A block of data
'''
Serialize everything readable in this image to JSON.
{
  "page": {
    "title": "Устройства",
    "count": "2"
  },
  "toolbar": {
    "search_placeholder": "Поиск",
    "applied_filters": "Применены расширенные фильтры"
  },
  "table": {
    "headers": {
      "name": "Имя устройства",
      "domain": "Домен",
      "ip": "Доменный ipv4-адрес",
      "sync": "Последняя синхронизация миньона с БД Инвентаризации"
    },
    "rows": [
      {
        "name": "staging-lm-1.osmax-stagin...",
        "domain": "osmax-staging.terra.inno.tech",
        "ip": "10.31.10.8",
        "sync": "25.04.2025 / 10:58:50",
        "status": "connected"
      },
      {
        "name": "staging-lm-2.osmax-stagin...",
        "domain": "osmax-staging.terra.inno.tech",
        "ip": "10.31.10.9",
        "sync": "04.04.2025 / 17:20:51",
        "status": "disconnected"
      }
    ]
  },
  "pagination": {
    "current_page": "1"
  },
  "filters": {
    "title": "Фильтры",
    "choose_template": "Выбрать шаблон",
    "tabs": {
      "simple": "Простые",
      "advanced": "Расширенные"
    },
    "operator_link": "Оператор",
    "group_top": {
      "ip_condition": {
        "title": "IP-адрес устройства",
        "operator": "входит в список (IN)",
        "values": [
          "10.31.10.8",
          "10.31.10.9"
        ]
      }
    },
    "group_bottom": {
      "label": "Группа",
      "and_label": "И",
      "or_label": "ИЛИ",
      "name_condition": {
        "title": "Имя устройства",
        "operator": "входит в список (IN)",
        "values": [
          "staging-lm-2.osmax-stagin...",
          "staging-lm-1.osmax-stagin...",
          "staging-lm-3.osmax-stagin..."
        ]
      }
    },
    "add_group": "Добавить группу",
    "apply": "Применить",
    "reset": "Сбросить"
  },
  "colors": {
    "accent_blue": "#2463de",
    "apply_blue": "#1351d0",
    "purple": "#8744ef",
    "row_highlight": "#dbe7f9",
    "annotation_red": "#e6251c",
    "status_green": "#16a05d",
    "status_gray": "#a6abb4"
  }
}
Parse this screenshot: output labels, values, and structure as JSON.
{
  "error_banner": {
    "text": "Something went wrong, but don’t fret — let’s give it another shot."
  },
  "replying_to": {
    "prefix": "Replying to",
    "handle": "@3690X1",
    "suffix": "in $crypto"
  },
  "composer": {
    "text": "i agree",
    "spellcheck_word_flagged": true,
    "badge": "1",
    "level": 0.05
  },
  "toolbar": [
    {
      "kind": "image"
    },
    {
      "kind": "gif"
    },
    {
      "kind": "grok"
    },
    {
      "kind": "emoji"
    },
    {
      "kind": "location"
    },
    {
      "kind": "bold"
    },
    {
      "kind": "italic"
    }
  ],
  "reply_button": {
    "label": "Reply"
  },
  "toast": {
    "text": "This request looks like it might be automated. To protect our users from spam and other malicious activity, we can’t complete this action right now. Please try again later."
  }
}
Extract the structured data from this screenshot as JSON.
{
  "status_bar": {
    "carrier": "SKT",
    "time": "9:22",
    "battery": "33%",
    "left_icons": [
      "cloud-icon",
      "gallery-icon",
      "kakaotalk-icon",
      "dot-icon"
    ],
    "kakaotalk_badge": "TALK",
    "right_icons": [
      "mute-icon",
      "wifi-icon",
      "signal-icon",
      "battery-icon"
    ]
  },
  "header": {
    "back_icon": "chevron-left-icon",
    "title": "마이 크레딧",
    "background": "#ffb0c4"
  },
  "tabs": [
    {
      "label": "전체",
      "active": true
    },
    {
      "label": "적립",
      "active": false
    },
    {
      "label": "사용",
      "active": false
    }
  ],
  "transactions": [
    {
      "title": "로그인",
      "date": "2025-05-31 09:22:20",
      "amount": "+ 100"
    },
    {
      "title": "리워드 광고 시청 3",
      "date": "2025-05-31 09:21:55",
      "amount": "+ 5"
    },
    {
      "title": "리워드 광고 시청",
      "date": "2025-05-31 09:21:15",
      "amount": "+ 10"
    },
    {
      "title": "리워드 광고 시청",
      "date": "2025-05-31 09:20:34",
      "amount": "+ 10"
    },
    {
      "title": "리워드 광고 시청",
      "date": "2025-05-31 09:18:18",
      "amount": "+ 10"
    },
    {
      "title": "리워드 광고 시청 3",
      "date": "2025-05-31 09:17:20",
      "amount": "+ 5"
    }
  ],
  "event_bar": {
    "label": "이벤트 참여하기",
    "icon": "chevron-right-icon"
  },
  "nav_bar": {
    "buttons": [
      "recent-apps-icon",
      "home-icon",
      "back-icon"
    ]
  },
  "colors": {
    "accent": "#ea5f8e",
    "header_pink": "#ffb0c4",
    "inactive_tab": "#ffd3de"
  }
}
'''
Report only the number of lines that hold the word "sync".

Final result: 3